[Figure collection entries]
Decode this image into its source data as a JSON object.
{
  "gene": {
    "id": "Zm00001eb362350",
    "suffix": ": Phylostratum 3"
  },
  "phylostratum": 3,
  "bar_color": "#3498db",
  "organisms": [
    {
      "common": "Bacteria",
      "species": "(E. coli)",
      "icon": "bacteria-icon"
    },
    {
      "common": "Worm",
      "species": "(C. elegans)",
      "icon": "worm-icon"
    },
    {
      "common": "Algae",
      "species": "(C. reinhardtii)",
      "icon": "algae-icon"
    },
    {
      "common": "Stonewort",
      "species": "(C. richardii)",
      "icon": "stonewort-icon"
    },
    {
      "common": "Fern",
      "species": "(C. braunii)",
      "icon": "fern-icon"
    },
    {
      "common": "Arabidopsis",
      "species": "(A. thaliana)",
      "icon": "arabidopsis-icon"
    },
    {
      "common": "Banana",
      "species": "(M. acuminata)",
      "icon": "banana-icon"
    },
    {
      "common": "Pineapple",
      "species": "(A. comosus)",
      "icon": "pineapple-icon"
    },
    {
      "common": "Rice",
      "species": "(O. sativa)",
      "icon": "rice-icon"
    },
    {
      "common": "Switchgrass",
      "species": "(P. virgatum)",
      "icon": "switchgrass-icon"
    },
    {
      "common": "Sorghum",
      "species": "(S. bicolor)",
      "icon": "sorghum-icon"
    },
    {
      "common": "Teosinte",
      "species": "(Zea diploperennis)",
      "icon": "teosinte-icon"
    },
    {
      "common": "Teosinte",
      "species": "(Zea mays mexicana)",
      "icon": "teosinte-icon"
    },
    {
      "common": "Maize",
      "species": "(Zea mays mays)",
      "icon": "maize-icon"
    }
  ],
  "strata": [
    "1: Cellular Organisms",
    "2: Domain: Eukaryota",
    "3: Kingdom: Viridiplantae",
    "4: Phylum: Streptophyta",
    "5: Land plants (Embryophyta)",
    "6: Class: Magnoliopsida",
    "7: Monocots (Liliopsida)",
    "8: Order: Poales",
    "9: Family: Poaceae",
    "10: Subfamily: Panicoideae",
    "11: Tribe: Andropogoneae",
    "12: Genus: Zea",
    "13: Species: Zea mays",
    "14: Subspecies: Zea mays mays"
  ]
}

WORK TO BE COMPLETED -> Lines holding "mays": copy each one from the records above.

REPLY ->
      "species": "(Zea mays mexicana)",
      "species": "(Zea mays mays)",
    "13: Species: Zea mays",
    "14: Subspecies: Zea mays mays"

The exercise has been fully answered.